=== Exercise requirements ===
Output everything from the line that contains "Patent image size: (1353, 1097)." down to the line that contains "The bar fastener 92 is at (240, 266)." exactly as it appears, including both of those lines.
________________________
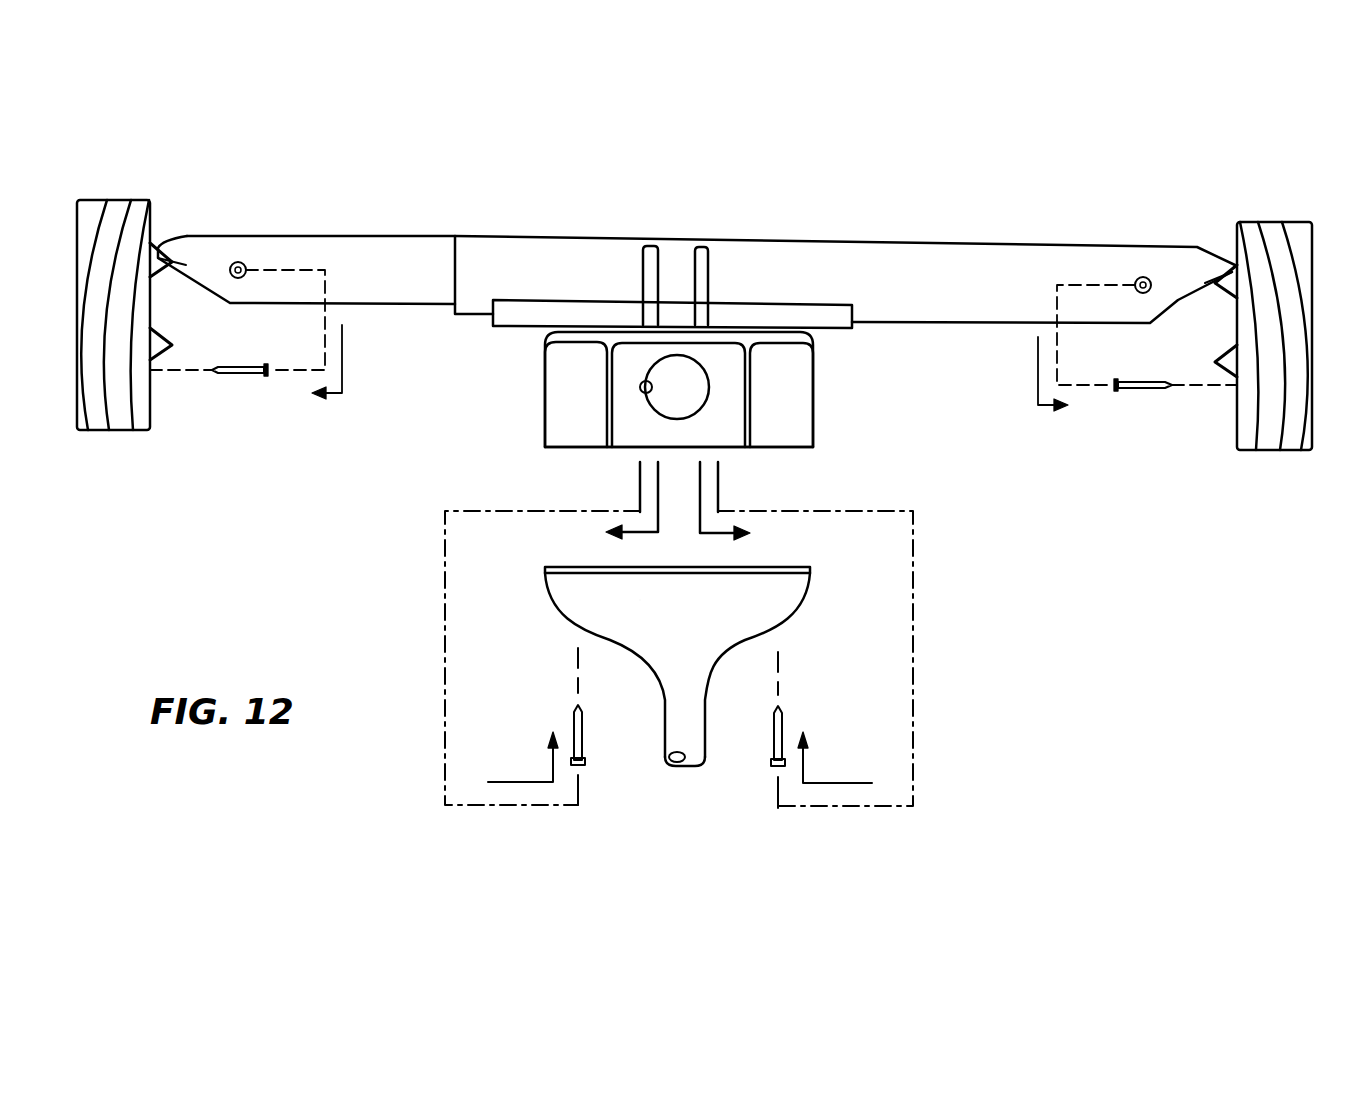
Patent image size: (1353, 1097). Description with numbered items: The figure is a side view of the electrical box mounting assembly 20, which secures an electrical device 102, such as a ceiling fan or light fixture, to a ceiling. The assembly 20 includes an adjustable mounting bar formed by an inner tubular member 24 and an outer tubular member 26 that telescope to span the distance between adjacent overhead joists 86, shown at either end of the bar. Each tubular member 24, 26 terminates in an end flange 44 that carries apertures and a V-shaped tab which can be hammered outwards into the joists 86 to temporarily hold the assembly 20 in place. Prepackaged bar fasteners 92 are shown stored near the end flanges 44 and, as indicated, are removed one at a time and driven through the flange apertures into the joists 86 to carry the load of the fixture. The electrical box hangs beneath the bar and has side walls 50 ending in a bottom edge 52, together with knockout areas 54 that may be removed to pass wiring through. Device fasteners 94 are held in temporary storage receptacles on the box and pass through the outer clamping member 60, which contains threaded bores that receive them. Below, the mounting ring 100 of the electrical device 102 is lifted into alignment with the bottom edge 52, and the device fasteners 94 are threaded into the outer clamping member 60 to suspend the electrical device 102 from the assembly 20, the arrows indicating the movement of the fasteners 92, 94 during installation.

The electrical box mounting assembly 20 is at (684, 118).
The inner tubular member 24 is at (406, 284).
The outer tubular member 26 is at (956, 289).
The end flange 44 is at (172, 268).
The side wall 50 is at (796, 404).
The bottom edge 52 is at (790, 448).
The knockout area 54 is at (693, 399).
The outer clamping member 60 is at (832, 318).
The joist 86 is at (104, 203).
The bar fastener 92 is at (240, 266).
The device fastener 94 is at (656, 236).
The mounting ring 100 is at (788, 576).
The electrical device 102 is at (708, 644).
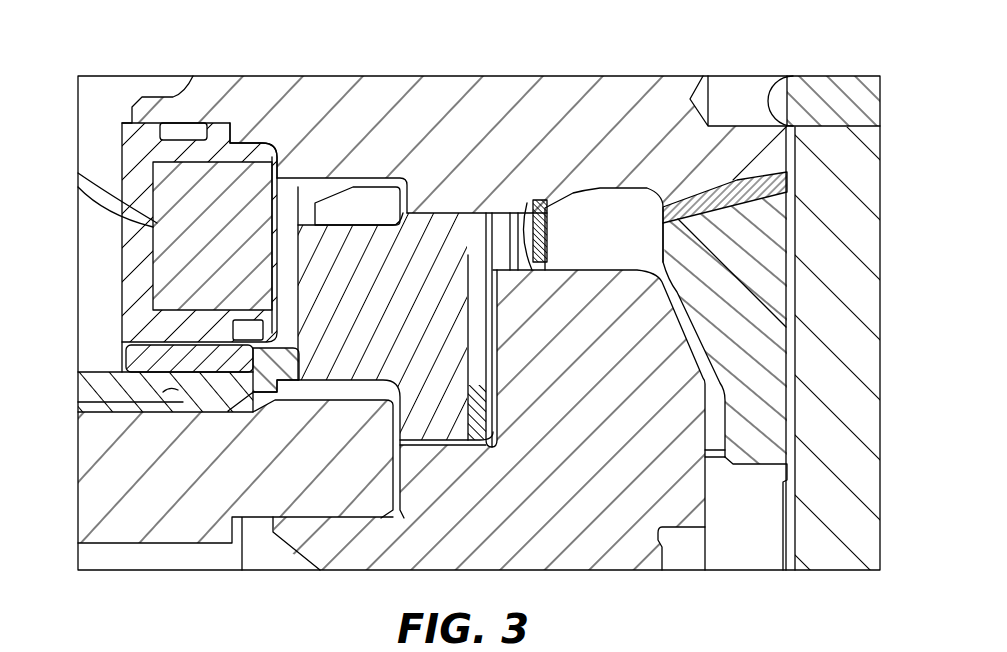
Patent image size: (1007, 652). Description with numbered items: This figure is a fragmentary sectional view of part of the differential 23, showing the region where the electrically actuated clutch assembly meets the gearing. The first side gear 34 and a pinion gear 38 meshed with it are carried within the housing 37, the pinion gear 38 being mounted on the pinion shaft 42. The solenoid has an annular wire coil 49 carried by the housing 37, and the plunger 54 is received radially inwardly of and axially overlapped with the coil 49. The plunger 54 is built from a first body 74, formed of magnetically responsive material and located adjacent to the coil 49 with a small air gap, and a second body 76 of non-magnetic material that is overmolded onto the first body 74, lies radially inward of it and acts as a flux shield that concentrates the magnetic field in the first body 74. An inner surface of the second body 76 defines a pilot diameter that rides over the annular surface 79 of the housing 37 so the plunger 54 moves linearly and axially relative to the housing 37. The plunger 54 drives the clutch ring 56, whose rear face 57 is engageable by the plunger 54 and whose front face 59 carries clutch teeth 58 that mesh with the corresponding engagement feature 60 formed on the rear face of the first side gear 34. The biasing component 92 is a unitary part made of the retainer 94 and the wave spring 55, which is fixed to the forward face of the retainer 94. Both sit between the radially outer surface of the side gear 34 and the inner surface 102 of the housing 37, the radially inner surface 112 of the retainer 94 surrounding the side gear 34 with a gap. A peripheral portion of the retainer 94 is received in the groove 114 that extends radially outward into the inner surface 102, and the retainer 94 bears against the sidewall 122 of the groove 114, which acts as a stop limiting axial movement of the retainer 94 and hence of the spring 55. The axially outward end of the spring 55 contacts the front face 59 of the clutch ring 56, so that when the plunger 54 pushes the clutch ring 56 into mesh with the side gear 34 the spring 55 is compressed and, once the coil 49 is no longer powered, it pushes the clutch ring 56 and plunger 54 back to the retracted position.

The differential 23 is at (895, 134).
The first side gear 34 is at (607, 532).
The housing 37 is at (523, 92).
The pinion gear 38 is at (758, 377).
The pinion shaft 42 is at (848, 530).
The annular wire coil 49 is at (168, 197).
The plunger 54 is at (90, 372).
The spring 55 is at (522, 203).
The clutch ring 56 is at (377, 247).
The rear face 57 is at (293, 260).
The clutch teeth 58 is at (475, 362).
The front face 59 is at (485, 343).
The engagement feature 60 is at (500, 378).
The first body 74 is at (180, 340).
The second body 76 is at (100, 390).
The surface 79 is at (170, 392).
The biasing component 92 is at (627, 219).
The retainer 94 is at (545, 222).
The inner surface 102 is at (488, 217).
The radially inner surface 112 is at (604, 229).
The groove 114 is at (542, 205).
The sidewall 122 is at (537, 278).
________________________
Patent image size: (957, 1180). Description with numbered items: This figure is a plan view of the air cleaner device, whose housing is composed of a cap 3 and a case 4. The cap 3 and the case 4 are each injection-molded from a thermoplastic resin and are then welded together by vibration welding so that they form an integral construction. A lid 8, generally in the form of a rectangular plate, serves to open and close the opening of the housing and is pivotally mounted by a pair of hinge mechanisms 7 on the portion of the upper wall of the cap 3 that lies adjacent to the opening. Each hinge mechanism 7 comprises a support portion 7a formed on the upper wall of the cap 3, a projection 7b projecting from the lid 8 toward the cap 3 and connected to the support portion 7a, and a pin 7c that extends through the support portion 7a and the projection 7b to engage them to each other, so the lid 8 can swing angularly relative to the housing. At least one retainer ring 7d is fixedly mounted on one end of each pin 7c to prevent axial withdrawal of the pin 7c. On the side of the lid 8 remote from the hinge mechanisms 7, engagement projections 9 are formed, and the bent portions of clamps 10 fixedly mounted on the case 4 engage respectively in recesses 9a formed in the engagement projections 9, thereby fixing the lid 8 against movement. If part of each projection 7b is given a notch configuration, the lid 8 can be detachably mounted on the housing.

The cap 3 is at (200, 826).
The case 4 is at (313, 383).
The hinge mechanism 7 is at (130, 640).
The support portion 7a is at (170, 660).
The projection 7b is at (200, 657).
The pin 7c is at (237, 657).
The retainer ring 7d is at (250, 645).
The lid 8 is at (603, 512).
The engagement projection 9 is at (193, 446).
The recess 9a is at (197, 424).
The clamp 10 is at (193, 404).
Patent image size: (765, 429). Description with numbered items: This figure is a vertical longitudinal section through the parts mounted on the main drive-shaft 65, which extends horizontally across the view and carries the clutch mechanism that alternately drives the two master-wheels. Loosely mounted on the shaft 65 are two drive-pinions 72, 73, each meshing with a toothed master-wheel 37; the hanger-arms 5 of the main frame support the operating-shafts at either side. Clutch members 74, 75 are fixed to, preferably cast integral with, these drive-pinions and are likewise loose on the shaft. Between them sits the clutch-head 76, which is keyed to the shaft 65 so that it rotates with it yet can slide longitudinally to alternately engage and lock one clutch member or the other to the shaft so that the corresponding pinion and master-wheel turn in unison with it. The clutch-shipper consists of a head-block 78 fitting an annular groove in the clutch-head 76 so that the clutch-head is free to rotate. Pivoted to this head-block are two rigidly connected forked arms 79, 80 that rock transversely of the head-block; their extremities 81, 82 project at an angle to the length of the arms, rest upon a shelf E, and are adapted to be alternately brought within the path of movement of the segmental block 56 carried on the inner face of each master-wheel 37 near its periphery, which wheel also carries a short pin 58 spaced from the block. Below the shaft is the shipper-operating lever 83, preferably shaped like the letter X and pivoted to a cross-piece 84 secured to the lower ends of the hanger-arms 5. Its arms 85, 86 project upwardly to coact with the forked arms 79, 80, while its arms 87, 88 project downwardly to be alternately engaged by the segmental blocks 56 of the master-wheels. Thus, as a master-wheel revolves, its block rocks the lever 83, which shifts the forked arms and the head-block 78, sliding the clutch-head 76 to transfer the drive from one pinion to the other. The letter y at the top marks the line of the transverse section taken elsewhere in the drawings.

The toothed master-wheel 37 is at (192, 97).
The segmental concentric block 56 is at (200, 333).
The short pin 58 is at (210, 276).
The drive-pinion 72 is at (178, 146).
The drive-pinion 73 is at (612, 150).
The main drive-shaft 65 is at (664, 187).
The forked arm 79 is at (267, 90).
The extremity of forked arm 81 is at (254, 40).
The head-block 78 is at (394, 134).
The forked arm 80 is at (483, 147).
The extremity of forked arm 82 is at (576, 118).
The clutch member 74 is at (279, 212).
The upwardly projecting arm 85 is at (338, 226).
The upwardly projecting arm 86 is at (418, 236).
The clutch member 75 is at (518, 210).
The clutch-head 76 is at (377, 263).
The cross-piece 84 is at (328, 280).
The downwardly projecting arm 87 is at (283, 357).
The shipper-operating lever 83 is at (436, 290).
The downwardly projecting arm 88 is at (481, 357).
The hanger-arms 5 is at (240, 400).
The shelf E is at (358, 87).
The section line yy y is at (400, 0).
________________________
=== Full output ===
Patent image size: (1353, 1097). Description with numbered items: The figure is a side view of the electrical box mounting assembly 20, which secures an electrical device 102, such as a ceiling fan or light fixture, to a ceiling. The assembly 20 includes an adjustable mounting bar formed by an inner tubular member 24 and an outer tubular member 26 that telescope to span the distance between adjacent overhead joists 86, shown at either end of the bar. Each tubular member 24, 26 terminates in an end flange 44 that carries apertures and a V-shaped tab which can be hammered outwards into the joists 86 to temporarily hold the assembly 20 in place. Prepackaged bar fasteners 92 are shown stored near the end flanges 44 and, as indicated, are removed one at a time and driven through the flange apertures into the joists 86 to carry the load of the fixture. The electrical box hangs beneath the bar and has side walls 50 ending in a bottom edge 52, together with knockout areas 54 that may be removed to pass wiring through. Device fasteners 94 are held in temporary storage receptacles on the box and pass through the outer clamping member 60, which contains threaded bores that receive them. Below, the mounting ring 100 of the electrical device 102 is lifted into alignment with the bottom edge 52, and the device fasteners 94 are threaded into the outer clamping member 60 to suspend the electrical device 102 from the assembly 20, the arrows indicating the movement of the fasteners 92, 94 during installation.

The electrical box mounting assembly 20 is at (684, 118).
The inner tubular member 24 is at (406, 284).
The outer tubular member 26 is at (956, 289).
The end flange 44 is at (172, 268).
The side wall 50 is at (796, 404).
The bottom edge 52 is at (790, 448).
The knockout area 54 is at (693, 399).
The outer clamping member 60 is at (832, 318).
The joist 86 is at (104, 203).
The bar fastener 92 is at (240, 266).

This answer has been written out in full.